* WHAT THE TASK REQUIRES: Write each record again exactly as it stands.

★ ★ ★ ★

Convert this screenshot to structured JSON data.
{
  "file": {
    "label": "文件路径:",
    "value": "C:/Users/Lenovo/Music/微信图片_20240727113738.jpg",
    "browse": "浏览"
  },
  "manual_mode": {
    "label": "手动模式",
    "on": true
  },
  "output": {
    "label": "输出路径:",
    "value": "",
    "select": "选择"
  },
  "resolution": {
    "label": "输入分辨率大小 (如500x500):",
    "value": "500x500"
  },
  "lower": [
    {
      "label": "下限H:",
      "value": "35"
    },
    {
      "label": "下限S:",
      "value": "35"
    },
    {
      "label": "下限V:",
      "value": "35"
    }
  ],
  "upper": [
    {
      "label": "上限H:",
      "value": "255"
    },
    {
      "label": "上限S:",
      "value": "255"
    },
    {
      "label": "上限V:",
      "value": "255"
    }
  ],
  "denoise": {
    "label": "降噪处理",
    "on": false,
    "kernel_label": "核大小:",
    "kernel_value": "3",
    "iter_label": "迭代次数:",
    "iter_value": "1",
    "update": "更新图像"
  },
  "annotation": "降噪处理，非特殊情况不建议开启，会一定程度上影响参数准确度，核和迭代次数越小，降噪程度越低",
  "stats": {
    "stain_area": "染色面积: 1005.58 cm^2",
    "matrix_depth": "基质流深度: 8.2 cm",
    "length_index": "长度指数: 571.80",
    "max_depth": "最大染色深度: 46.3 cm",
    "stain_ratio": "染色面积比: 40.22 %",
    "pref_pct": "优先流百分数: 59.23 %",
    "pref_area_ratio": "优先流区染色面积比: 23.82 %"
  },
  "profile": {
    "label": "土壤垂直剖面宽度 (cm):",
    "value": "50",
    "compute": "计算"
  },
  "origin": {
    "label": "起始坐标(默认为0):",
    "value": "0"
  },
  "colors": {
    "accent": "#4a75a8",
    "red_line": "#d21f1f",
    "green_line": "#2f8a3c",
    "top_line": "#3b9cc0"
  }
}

★ ★ ★ ★

* SOLUTION:
Convert this screenshot to structured JSON data.
{
  "file": {
    "label": "文件路径:",
    "value": "C:/Users/Lenovo/Music/微信图片_20240727113738.jpg",
    "browse": "浏览"
  },
  "manual_mode": {
    "label": "手动模式",
    "on": true
  },
  "output": {
    "label": "输出路径:",
    "value": "",
    "select": "选择"
  },
  "resolution": {
    "label": "输入分辨率大小 (如500x500):",
    "value": "500x500"
  },
  "lower": [
    {
      "label": "下限H:",
      "value": "35"
    },
    {
      "label": "下限S:",
      "value": "35"
    },
    {
      "label": "下限V:",
      "value": "35"
    }
  ],
  "upper": [
    {
      "label": "上限H:",
      "value": "255"
    },
    {
      "label": "上限S:",
      "value": "255"
    },
    {
      "label": "上限V:",
      "value": "255"
    }
  ],
  "denoise": {
    "label": "降噪处理",
    "on": false,
    "kernel_label": "核大小:",
    "kernel_value": "3",
    "iter_label": "迭代次数:",
    "iter_value": "1",
    "update": "更新图像"
  },
  "annotation": "降噪处理，非特殊情况不建议开启，会一定程度上影响参数准确度，核和迭代次数越小，降噪程度越低",
  "stats": {
    "stain_area": "染色面积: 1005.58 cm^2",
    "matrix_depth": "基质流深度: 8.2 cm",
    "length_index": "长度指数: 571.80",
    "max_depth": "最大染色深度: 46.3 cm",
    "stain_ratio": "染色面积比: 40.22 %",
    "pref_pct": "优先流百分数: 59.23 %",
    "pref_area_ratio": "优先流区染色面积比: 23.82 %"
  },
  "profile": {
    "label": "土壤垂直剖面宽度 (cm):",
    "value": "50",
    "compute": "计算"
  },
  "origin": {
    "label": "起始坐标(默认为0):",
    "value": "0"
  },
  "colors": {
    "accent": "#4a75a8",
    "red_line": "#d21f1f",
    "green_line": "#2f8a3c",
    "top_line": "#3b9cc0"
  }
}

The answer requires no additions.